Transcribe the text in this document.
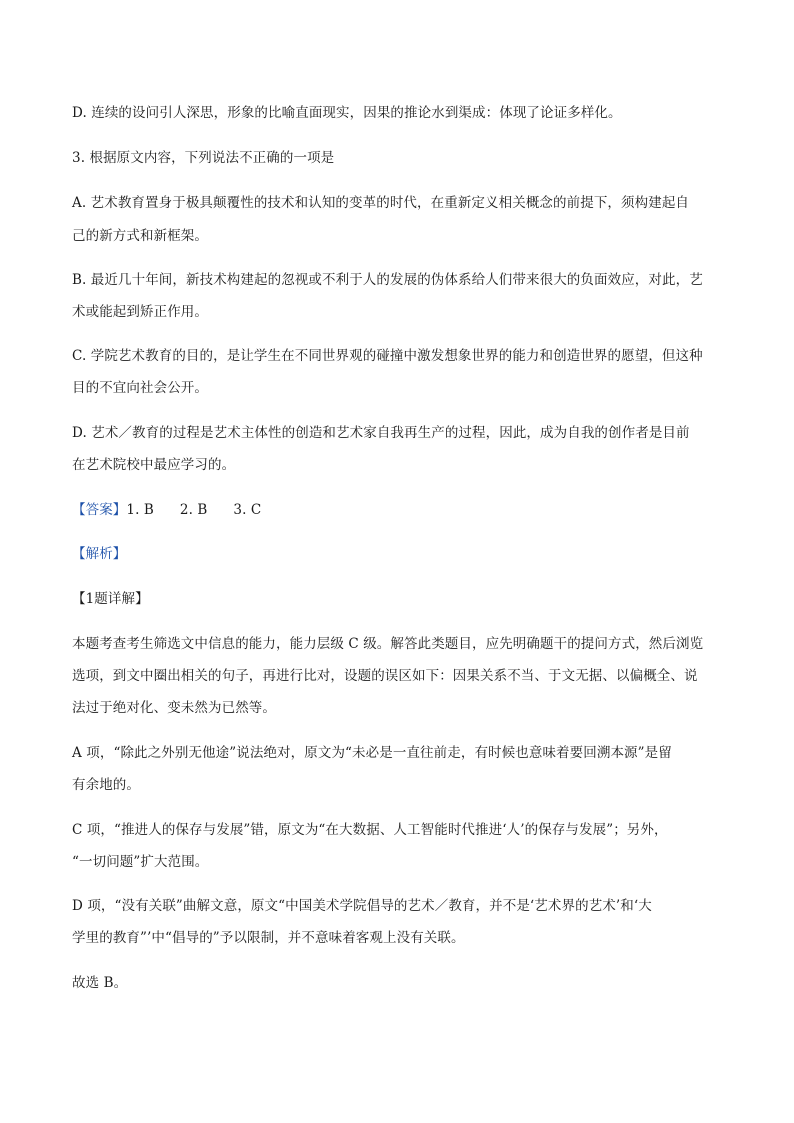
D. 连续的设问引人深思，形象的比喻直面现实，因果的推论水到渠成：体现了论证多样化。
3. 根据原文内容，下列说法不正确的一项是
A. 艺术教育置身于极具颠覆性的技术和认知的变革的时代，在重新定义相关概念的前提下，须构建起自
己的新方式和新框架。
B. 最近几十年间，新技术构建起的忽视或不利于人的发展的伪体系给人们带来很大的负面效应，对此，艺
术或能起到矫正作用。
C. 学院艺术教育的目的，是让学生在不同世界观的碰撞中激发想象世界的能力和创造世界的愿望，但这种
目的不宜向社会公开。
D. 艺术／教育的过程是艺术主体性的创造和艺术家自我再生产的过程，因此，成为自我的创作者是目前
在艺术院校中最应学习的。
【答案】1. B 2. B 3. C
【解析】
【1题详解】
本题考查考生筛选文中信息的能力，能力层级 C 级。解答此类题目，应先明确题干的提问方式，然后浏览
选项，到文中圈出相关的句子，再进行比对，设题的误区如下：因果关系不当、于文无据、以偏概全、说
法过于绝对化、变未然为已然等。
A 项，“除此之外别无他途”说法绝对，原文为“未必是一直往前走，有时候也意味着要回溯本源”是留
有余地的。
C 项，“推进人的保存与发展”错，原文为“在大数据、人工智能时代推进‘人’的保存与发展”；另外，
“一切问题”扩大范围。
D 项，“没有关联”曲解文意，原文“中国美术学院倡导的艺术／教育，并不是‘艺术界的艺术’和‘大
学里的教育”’中“倡导的”予以限制，并不意味着客观上没有关联。
故选 B。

#### [Request]
Retype each record exactly as it stands, but do not include the pictures.

#### [Result for this exercise]
Transcribe the text in this document.
D. 连续的设问引人深思，形象的比喻直面现实，因果的推论水到渠成：体现了论证多样化。
3. 根据原文内容，下列说法不正确的一项是
A. 艺术教育置身于极具颠覆性的技术和认知的变革的时代，在重新定义相关概念的前提下，须构建起自
己的新方式和新框架。
B. 最近几十年间，新技术构建起的忽视或不利于人的发展的伪体系给人们带来很大的负面效应，对此，艺
术或能起到矫正作用。
C. 学院艺术教育的目的，是让学生在不同世界观的碰撞中激发想象世界的能力和创造世界的愿望，但这种
目的不宜向社会公开。
D. 艺术／教育的过程是艺术主体性的创造和艺术家自我再生产的过程，因此，成为自我的创作者是目前
在艺术院校中最应学习的。
【答案】1. B 2. B 3. C
【解析】
【1题详解】
本题考查考生筛选文中信息的能力，能力层级 C 级。解答此类题目，应先明确题干的提问方式，然后浏览
选项，到文中圈出相关的句子，再进行比对，设题的误区如下：因果关系不当、于文无据、以偏概全、说
法过于绝对化、变未然为已然等。
A 项，“除此之外别无他途”说法绝对，原文为“未必是一直往前走，有时候也意味着要回溯本源”是留
有余地的。
C 项，“推进人的保存与发展”错，原文为“在大数据、人工智能时代推进‘人’的保存与发展”；另外，
“一切问题”扩大范围。
D 项，“没有关联”曲解文意，原文“中国美术学院倡导的艺术／教育，并不是‘艺术界的艺术’和‘大
学里的教育”’中“倡导的”予以限制，并不意味着客观上没有关联。
故选 B。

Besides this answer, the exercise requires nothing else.